DESCRIPTION OF THE TASK:
Copy every line of the records below that holds the word "Lumina".

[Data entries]
============================================================

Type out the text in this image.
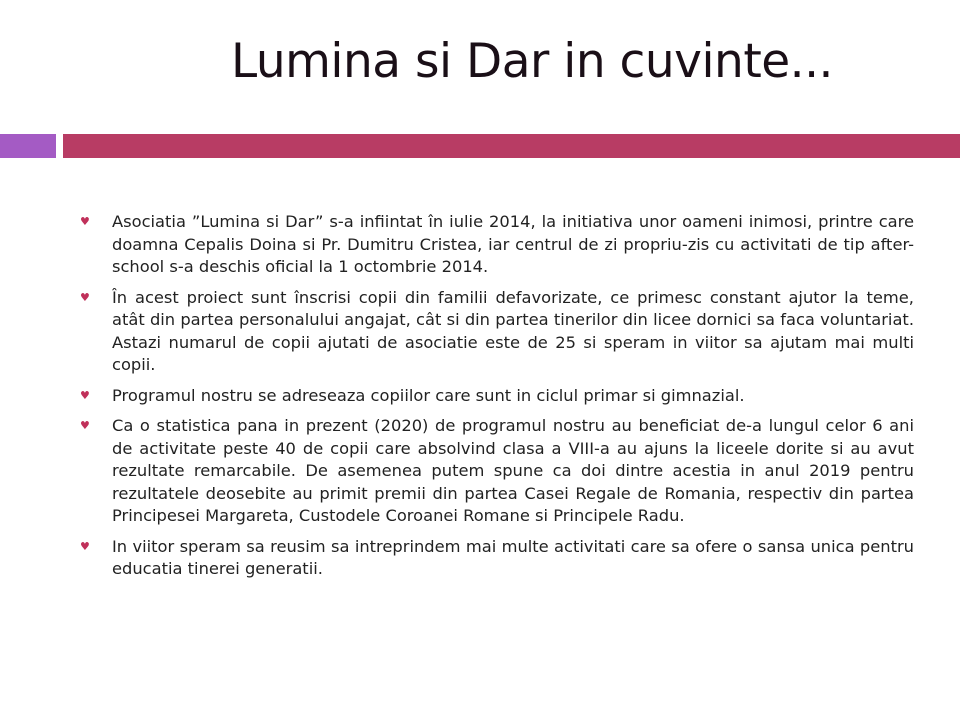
Lumina si Dar in cuvinte...
♥ Asociatia ”Lumina si Dar” s-a infiintat în iulie 2014, la initiativa unor oameni inimosi, printre care doamna Cepalis Doina si Pr. Dumitru Cristea, iar centrul de zi propriu-zis cu activitati de tip after-school s-a deschis oficial la 1 octombrie 2014.
♥ În acest proiect sunt înscrisi copii din familii defavorizate, ce primesc constant ajutor la teme, atât din partea personalului angajat, cât si din partea tinerilor din licee dornici sa faca voluntariat. Astazi numarul de copii ajutati de asociatie este de 25 si speram in viitor sa ajutam mai multi copii.
♥ Programul nostru se adreseaza copiilor care sunt in ciclul primar si gimnazial.
♥ Ca o statistica pana in prezent (2020) de programul nostru au beneficiat de-a lungul celor 6 ani de activitate peste 40 de copii care absolvind clasa a VIII-a au ajuns la liceele dorite si au avut rezultate remarcabile. De asemenea putem spune ca doi dintre acestia in anul 2019 pentru rezultatele deosebite au primit premii din partea Casei Regale de Romania, respectiv din partea Principesei Margareta, Custodele Coroanei Romane si Principele Radu.
♥ In viitor speram sa reusim sa intreprindem mai multe activitati care sa ofere o sansa unica pentru educatia tinerei generatii.
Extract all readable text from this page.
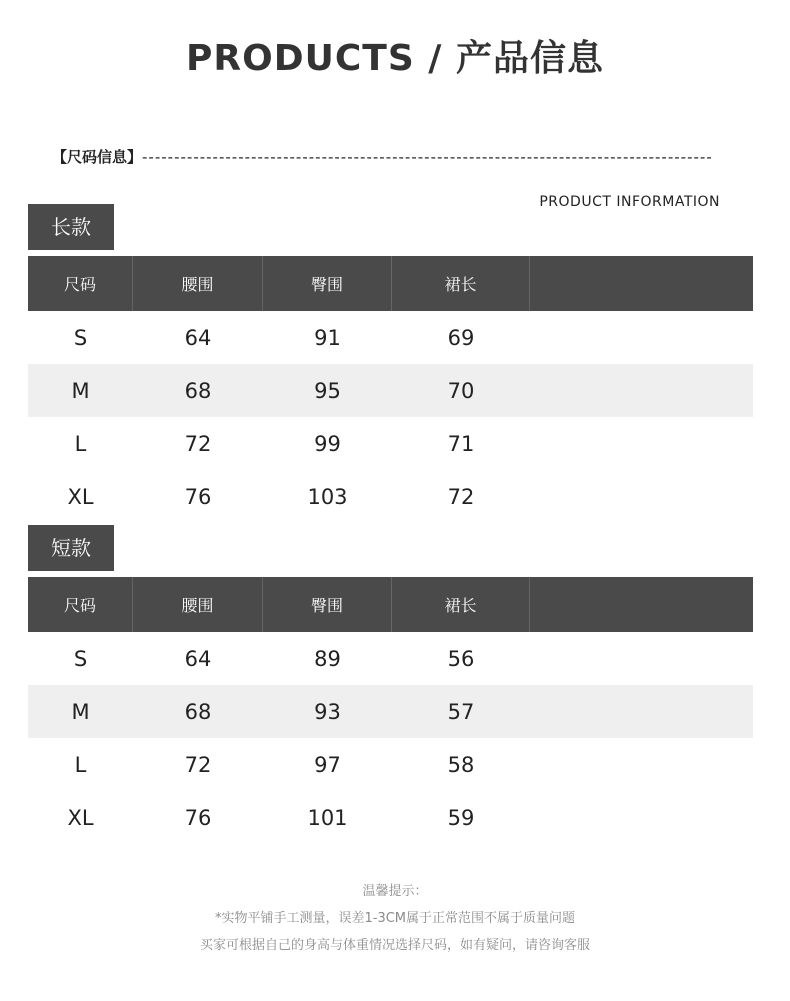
PRODUCTS / 产品信息
【尺码信息】-----------------------------------------------------------------------------------------
PRODUCT INFORMATION
长款
尺码	腰围	臀围	裙长
S	64	91	69
M	68	95	70
L	72	99	71
XL	76	103	72
短款
尺码	腰围	臀围	裙长
S	64	89	56
M	68	93	57
L	72	97	58
XL	76	101	59
温馨提示：
*实物平铺手工测量，误差1-3CM属于正常范围不属于质量问题
买家可根据自己的身高与体重情况选择尺码，如有疑问，请咨询客服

============================================================

EXPECTED OUTPUT:
Lumina si Dar in cuvinte...
♥ Asociatia ”Lumina si Dar” s-a infiintat în iulie 2014, la initiativa unor oameni inimosi, printre care doamna Cepalis Doina si Pr. Dumitru Cristea, iar centrul de zi propriu-zis cu activitati de tip after-school s-a deschis oficial la 1 octombrie 2014.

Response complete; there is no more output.